▶ **Extracted data**:
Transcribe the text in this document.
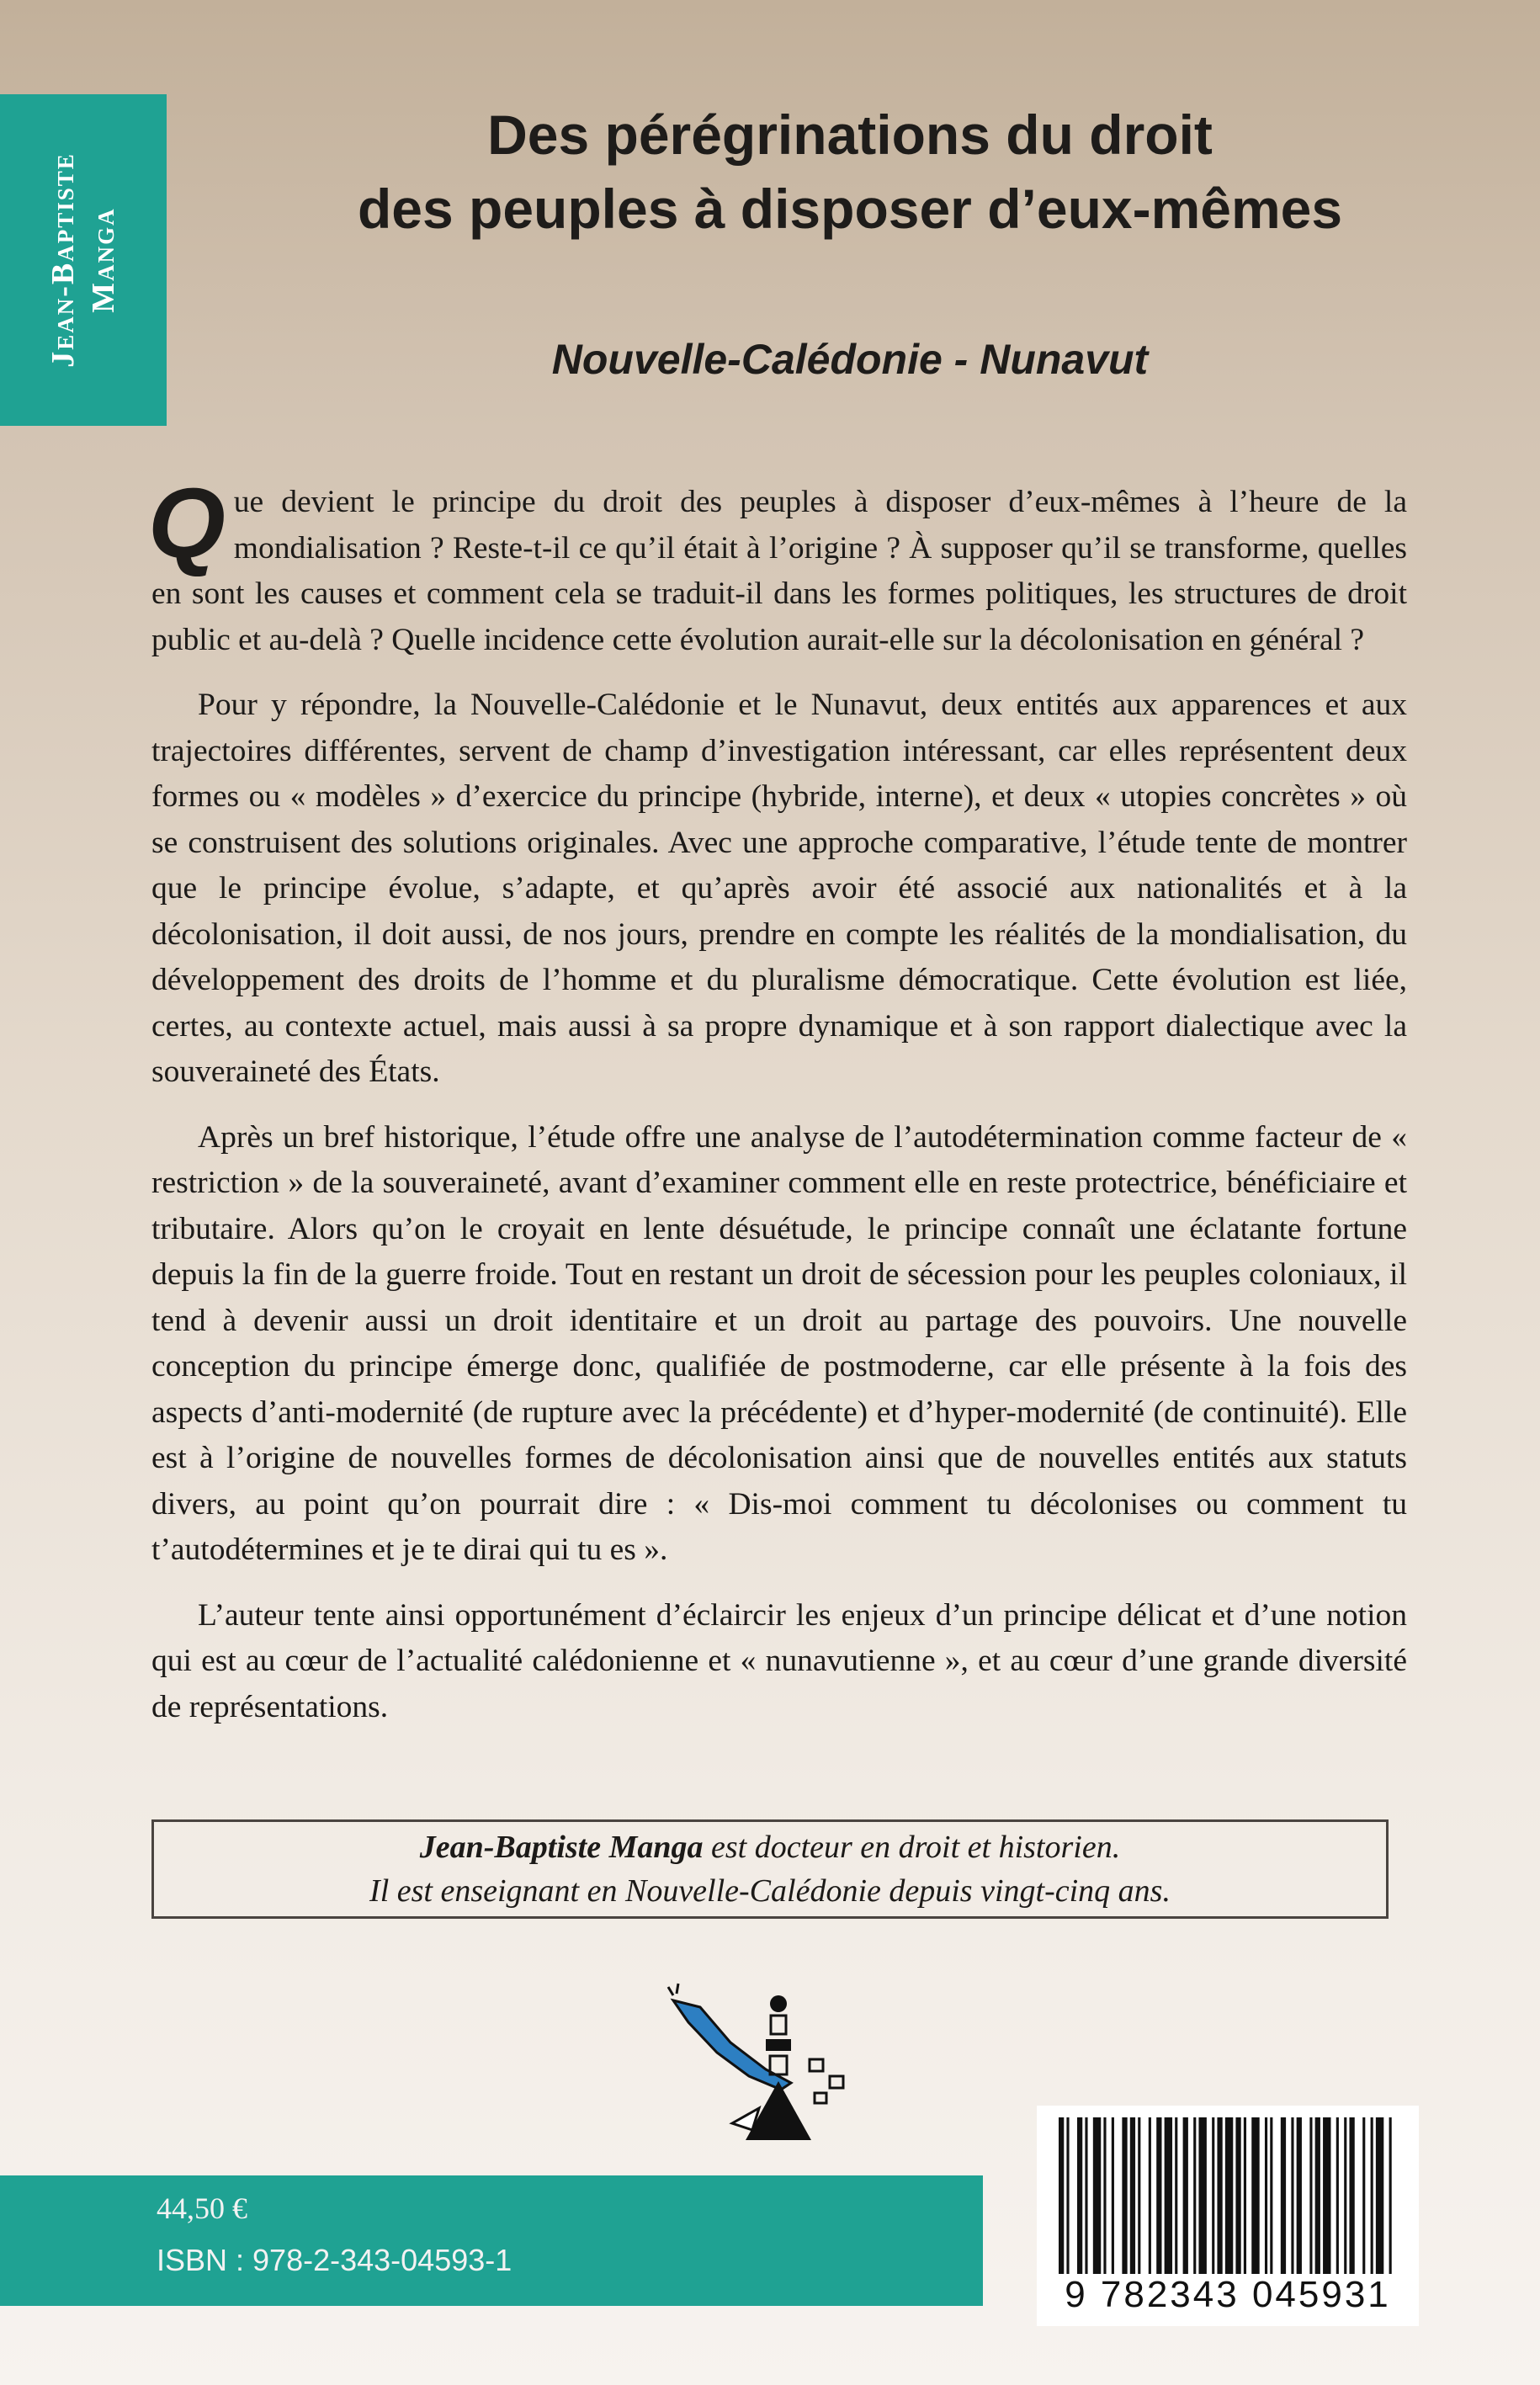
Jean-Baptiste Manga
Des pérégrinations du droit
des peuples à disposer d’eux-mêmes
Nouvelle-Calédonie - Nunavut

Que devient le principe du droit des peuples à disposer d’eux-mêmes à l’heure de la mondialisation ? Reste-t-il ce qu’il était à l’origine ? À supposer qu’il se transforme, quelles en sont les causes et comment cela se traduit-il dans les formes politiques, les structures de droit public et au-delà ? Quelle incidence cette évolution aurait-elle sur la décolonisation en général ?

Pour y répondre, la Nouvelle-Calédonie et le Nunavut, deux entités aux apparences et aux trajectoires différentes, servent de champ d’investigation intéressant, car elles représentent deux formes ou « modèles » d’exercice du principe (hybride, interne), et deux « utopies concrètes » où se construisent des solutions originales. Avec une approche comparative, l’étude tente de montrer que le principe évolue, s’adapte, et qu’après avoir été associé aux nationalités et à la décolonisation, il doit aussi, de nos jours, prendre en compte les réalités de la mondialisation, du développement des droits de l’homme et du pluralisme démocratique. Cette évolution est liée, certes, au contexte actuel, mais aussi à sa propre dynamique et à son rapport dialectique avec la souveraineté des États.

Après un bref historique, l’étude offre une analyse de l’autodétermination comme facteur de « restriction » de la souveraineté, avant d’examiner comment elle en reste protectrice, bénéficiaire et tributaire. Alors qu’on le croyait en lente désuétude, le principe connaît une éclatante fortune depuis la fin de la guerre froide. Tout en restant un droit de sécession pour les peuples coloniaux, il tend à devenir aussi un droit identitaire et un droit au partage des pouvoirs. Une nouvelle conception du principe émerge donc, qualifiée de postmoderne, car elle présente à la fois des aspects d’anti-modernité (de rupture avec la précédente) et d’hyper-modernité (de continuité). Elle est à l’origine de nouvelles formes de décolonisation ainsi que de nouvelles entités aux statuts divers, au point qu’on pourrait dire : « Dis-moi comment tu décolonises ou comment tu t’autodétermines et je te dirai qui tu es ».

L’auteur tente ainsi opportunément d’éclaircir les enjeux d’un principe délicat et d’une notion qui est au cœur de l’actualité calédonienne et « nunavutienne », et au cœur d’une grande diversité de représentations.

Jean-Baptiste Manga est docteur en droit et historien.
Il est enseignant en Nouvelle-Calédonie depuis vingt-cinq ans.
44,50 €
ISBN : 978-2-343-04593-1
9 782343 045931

--

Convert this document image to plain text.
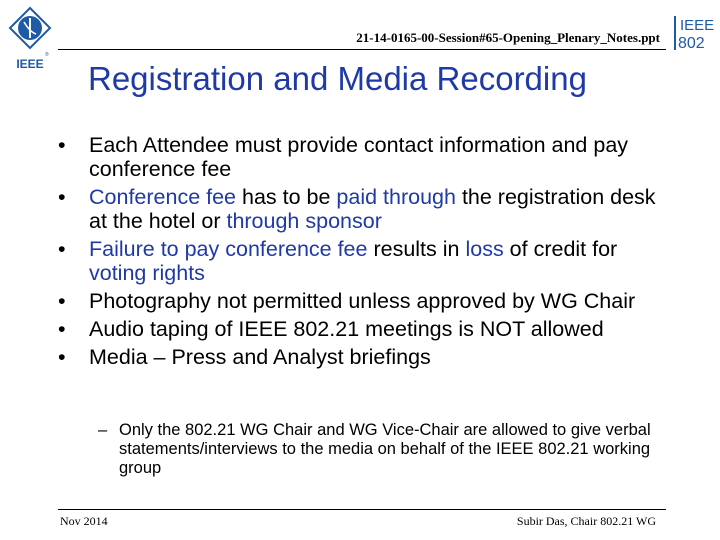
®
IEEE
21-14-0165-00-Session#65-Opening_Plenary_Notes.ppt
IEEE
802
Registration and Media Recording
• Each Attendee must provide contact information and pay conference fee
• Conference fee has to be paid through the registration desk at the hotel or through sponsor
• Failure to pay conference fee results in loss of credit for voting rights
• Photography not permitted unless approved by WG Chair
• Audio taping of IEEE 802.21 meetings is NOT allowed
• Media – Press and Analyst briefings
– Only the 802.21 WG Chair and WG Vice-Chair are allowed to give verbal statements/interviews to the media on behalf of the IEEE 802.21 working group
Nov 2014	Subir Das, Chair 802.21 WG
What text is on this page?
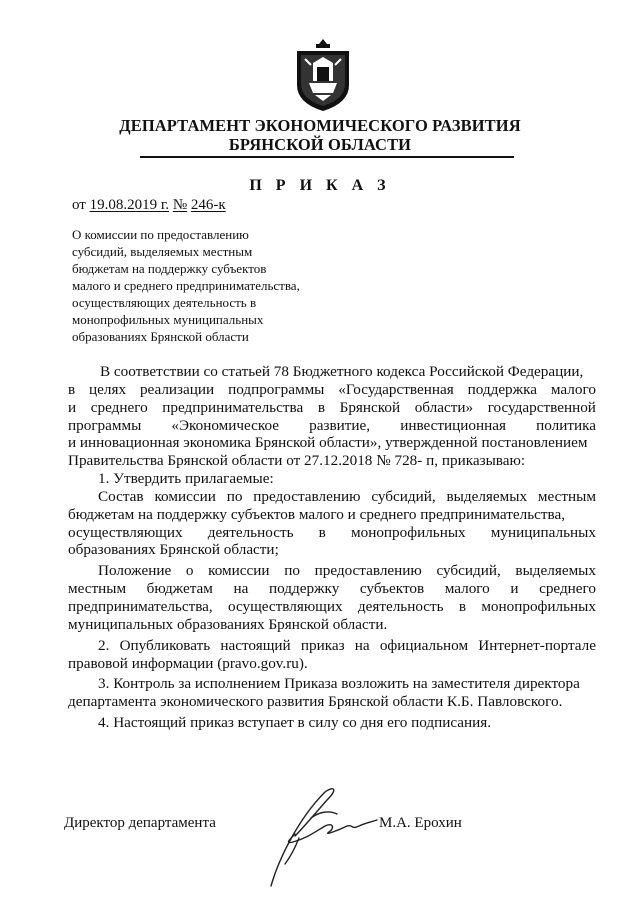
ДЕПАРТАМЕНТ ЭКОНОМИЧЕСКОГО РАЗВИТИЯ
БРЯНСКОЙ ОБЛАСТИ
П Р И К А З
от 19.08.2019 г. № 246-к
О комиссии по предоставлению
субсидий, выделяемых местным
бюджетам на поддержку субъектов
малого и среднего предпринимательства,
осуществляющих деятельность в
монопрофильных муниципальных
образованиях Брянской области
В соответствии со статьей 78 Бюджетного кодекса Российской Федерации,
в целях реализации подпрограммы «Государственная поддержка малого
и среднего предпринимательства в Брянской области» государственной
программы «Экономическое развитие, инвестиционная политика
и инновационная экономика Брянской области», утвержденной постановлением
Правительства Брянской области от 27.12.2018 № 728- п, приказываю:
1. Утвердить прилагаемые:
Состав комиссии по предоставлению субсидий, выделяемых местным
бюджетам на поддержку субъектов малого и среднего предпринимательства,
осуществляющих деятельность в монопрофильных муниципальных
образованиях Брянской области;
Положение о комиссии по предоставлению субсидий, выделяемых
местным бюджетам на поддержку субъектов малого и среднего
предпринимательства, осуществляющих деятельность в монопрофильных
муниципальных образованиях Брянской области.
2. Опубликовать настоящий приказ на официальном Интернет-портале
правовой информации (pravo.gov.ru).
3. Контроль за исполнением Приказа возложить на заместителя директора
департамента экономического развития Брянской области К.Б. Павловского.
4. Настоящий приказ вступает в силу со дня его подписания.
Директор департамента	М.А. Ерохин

---

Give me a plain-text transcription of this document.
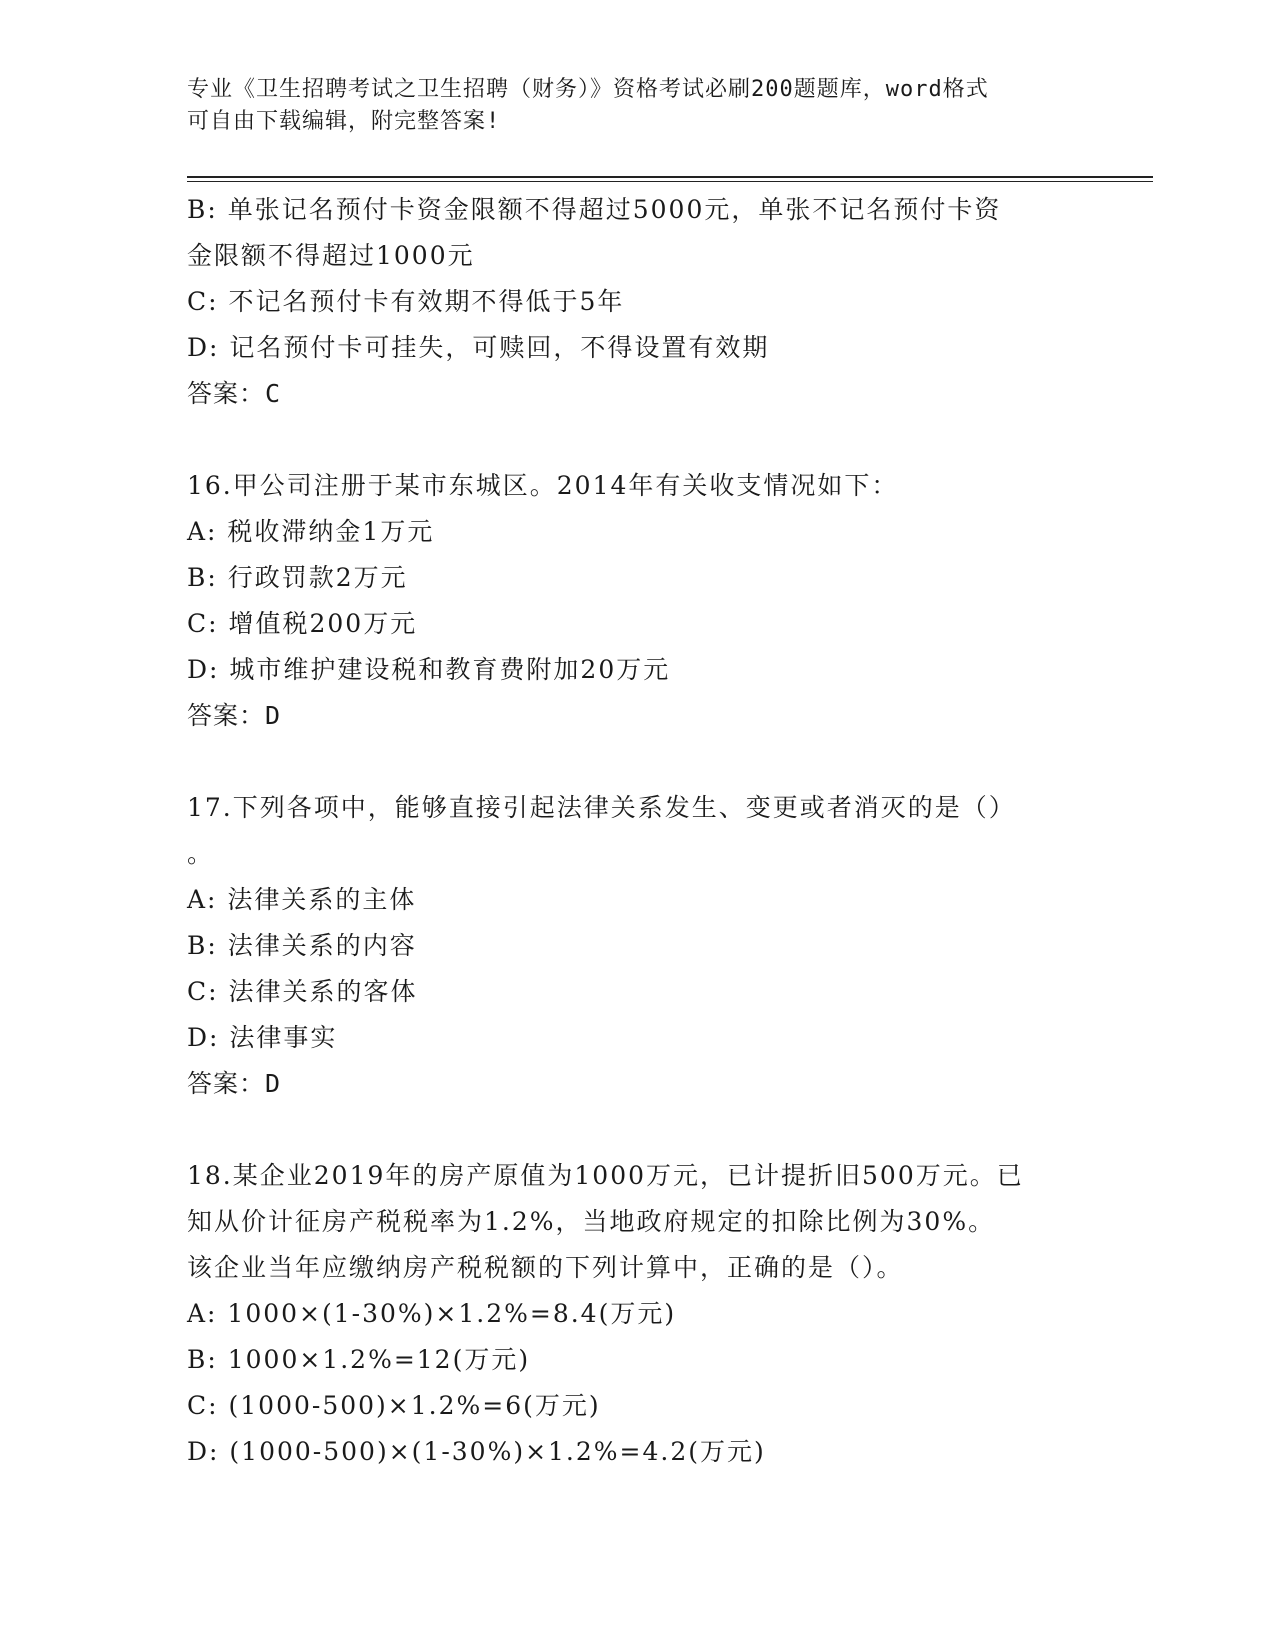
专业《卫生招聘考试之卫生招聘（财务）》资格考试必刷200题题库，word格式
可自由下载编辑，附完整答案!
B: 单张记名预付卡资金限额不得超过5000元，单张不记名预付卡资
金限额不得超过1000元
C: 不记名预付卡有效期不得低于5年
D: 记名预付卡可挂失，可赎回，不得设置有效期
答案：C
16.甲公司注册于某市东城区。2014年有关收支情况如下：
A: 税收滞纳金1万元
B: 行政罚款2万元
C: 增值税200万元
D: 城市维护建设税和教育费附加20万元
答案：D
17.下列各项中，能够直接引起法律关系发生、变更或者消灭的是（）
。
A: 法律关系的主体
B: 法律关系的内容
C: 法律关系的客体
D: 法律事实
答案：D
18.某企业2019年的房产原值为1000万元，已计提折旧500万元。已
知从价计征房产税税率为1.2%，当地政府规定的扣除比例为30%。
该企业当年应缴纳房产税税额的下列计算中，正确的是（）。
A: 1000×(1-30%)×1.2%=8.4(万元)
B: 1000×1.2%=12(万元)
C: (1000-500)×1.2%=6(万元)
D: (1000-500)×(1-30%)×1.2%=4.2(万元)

▶ **Requirements**: Pull every line containing "муниципальных" from the material above.

▶ **Result of this exercise**:
монопрофильных муниципальных
осуществляющих деятельность в монопрофильных муниципальных
муниципальных образованиях Брянской области.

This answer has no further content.